**Direction**
Work out the number of lines containing "Phase". Give that number alone.

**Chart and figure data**
::::::
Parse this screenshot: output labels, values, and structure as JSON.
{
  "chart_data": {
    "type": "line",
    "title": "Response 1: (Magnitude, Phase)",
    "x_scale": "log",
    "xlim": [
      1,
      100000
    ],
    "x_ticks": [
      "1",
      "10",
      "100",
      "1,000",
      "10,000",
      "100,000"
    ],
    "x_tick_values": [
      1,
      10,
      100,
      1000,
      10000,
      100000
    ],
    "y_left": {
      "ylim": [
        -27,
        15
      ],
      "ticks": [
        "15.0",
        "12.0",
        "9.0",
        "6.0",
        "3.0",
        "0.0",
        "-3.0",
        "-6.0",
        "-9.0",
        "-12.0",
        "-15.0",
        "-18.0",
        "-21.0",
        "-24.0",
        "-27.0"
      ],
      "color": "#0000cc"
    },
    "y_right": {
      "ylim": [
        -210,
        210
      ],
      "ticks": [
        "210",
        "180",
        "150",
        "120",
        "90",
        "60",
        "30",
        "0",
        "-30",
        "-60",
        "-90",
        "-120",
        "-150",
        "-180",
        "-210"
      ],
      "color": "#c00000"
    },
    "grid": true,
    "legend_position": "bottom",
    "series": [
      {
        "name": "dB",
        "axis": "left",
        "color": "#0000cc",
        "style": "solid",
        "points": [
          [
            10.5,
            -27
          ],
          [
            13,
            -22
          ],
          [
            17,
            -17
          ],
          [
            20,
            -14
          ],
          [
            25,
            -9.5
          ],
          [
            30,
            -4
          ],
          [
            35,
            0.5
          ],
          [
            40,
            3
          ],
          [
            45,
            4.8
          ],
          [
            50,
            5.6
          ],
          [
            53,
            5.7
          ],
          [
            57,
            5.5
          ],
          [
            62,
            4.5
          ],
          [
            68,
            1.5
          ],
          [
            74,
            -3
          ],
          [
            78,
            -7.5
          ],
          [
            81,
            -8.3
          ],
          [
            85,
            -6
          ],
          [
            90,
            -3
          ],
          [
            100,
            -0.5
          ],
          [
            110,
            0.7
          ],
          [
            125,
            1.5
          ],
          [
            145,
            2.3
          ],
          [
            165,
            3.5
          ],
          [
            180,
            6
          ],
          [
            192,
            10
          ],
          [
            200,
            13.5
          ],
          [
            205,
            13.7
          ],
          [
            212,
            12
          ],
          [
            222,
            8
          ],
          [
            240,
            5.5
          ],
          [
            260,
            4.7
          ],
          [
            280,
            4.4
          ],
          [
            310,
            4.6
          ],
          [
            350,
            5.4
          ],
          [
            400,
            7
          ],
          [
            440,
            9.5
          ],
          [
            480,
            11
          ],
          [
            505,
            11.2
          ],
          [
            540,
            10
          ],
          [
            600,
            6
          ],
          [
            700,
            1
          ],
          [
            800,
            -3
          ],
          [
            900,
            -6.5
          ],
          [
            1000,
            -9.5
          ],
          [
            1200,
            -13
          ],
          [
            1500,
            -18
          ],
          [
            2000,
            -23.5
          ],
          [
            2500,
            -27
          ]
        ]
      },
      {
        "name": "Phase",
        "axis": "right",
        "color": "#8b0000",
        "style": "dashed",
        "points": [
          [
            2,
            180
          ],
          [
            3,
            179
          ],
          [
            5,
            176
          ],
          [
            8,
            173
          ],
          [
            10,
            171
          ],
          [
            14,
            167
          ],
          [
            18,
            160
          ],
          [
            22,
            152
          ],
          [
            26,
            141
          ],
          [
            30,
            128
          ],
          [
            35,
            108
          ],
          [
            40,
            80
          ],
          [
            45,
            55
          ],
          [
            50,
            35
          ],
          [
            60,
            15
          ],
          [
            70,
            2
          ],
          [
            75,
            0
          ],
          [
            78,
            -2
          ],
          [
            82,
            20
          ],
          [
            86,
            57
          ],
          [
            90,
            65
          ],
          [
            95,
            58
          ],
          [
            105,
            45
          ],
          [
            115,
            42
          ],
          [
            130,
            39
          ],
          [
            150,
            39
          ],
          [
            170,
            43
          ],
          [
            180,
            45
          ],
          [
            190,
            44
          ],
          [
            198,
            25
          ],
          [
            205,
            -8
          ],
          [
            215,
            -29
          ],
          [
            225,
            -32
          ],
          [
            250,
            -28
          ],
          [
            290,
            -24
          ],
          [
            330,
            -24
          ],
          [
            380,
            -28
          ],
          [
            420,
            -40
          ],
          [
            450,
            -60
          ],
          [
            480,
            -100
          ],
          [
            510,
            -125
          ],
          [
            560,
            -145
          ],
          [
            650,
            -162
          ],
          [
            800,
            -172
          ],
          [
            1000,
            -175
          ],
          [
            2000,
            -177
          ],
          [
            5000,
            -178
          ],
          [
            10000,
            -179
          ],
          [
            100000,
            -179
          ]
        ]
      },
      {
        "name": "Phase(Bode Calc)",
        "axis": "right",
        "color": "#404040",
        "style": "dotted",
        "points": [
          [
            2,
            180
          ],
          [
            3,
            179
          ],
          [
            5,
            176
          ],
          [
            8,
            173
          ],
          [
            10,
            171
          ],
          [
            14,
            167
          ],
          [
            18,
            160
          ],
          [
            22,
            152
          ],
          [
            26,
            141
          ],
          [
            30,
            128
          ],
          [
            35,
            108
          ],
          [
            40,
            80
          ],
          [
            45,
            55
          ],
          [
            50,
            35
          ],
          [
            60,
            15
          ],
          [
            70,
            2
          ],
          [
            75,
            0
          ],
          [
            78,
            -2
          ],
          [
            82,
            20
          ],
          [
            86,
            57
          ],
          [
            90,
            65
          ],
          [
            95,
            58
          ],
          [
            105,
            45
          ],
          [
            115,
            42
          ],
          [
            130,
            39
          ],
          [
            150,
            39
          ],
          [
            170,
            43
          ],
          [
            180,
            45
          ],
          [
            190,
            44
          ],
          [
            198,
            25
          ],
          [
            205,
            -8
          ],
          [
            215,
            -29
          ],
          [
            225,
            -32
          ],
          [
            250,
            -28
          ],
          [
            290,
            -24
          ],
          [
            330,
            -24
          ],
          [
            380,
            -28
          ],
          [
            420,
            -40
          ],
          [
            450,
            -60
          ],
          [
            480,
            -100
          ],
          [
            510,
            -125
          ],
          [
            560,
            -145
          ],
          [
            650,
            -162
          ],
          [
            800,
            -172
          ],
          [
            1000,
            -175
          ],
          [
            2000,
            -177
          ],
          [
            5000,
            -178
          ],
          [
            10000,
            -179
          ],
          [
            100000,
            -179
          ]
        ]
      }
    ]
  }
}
::::::
**Written solution**
3